YOUR GOAL
Search the records for "title" and copy each line that holds it.

## START INPUT MATERIAL

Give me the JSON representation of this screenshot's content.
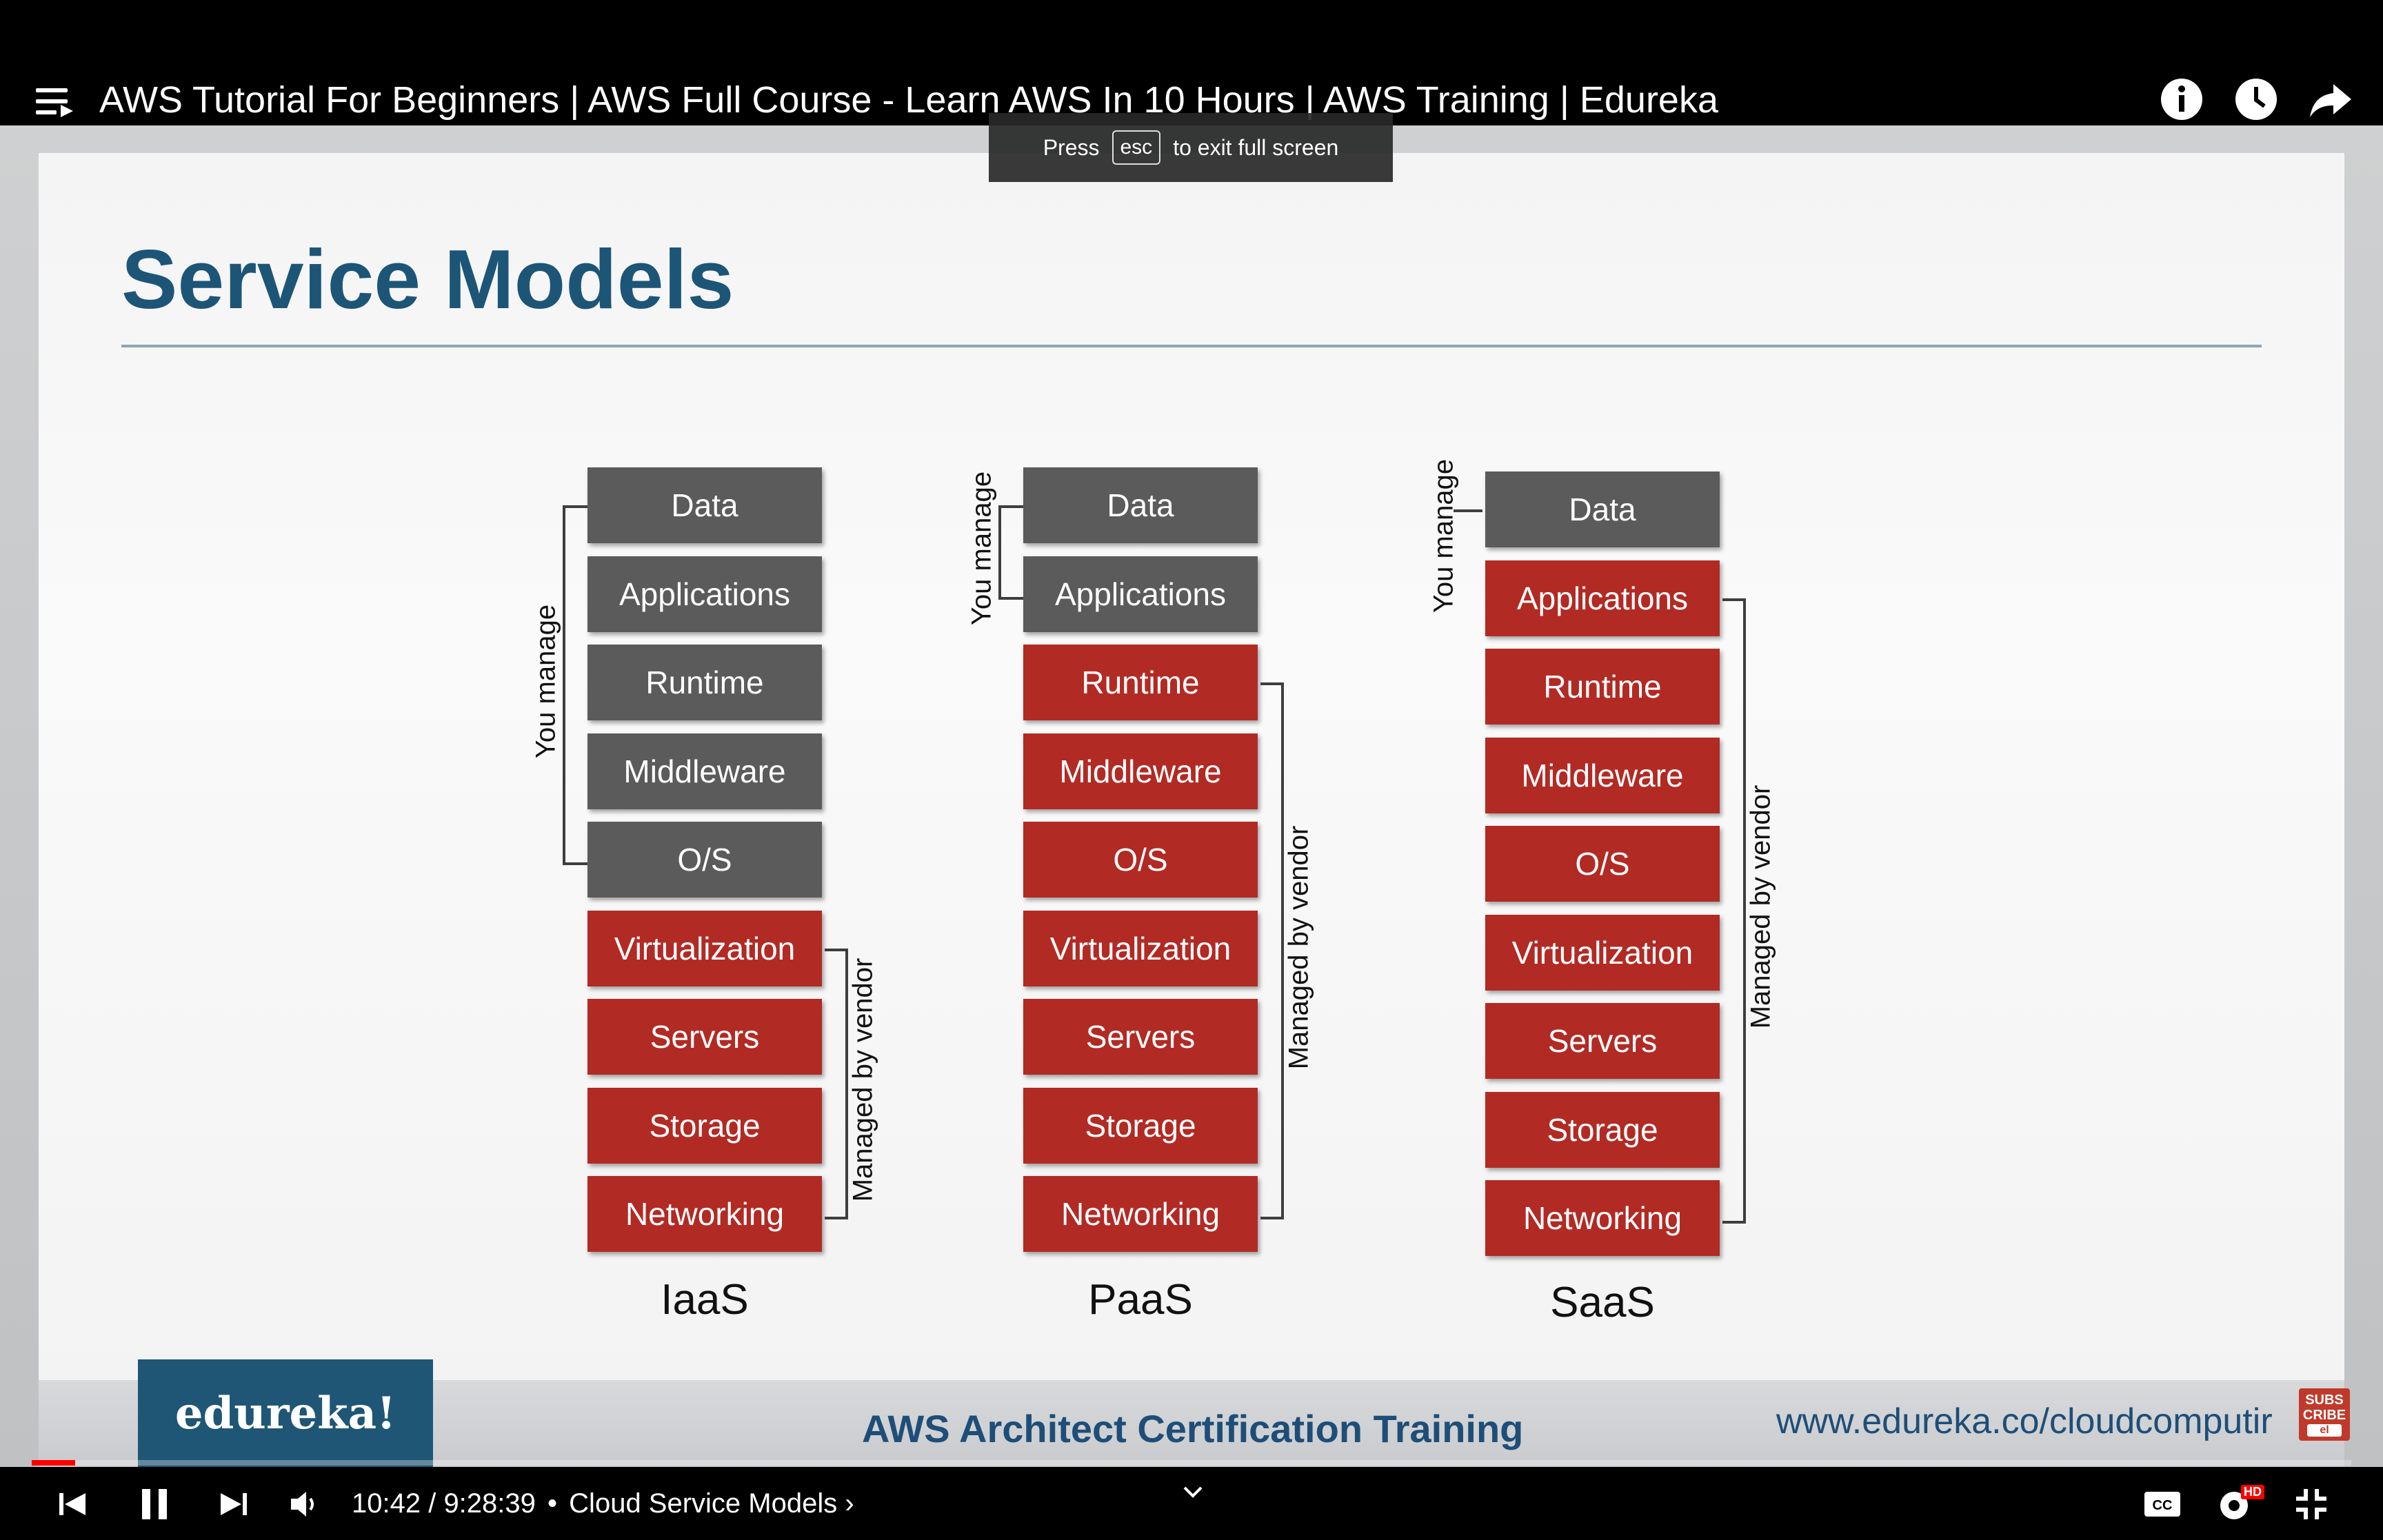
{
  "window": {
    "title": "AWS Tutorial For Beginners | AWS Full Course - Learn AWS In 10 Hours | AWS Training | Edureka"
  },
  "toast": {
    "press": "Press",
    "key": "esc",
    "rest": "to exit full screen"
  },
  "slide": {
    "title": "Service Models",
    "you_manage": "You manage",
    "managed_by_vendor": "Managed by vendor",
    "columns": [
      {
        "label": "IaaS",
        "layers": [
          "Data",
          "Applications",
          "Runtime",
          "Middleware",
          "O/S",
          "Virtualization",
          "Servers",
          "Storage",
          "Networking"
        ],
        "you_manage_count": 5
      },
      {
        "label": "PaaS",
        "layers": [
          "Data",
          "Applications",
          "Runtime",
          "Middleware",
          "O/S",
          "Virtualization",
          "Servers",
          "Storage",
          "Networking"
        ],
        "you_manage_count": 2
      },
      {
        "label": "SaaS",
        "layers": [
          "Data",
          "Applications",
          "Runtime",
          "Middleware",
          "O/S",
          "Virtualization",
          "Servers",
          "Storage",
          "Networking"
        ],
        "you_manage_count": 1
      }
    ],
    "colors": {
      "you_manage": "#5b5b5b",
      "vendor": "#b22a24",
      "title": "#1d5577"
    }
  },
  "banner": {
    "logo": "edureka!",
    "center": "AWS Architect Certification Training",
    "right": "www.edureka.co/cloudcomputir",
    "subscribe_lines": [
      "SUBS",
      "CRIBE",
      "el"
    ]
  },
  "player": {
    "time": "10:42 / 9:28:39",
    "separator": "•",
    "chapter": "Cloud Service Models",
    "chapter_chevron": "›",
    "progress": 0.0188,
    "hd_badge": "HD",
    "accent": "#ff0000"
  },
  "icons": [
    "menu-icon",
    "info-icon",
    "watch-later-icon",
    "share-icon",
    "previous-icon",
    "pause-icon",
    "next-icon",
    "volume-icon",
    "chevron-down-icon",
    "captions-icon",
    "settings-icon",
    "exit-fullscreen-icon"
  ]
}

## END INPUT MATERIAL

TASK OUTPUT
    "title": "AWS Tutorial For Beginners | AWS Full Course - Learn AWS In 10 Hours | AWS Training | Edureka"
    "title": "Service Models",
      "title": "#1d5577"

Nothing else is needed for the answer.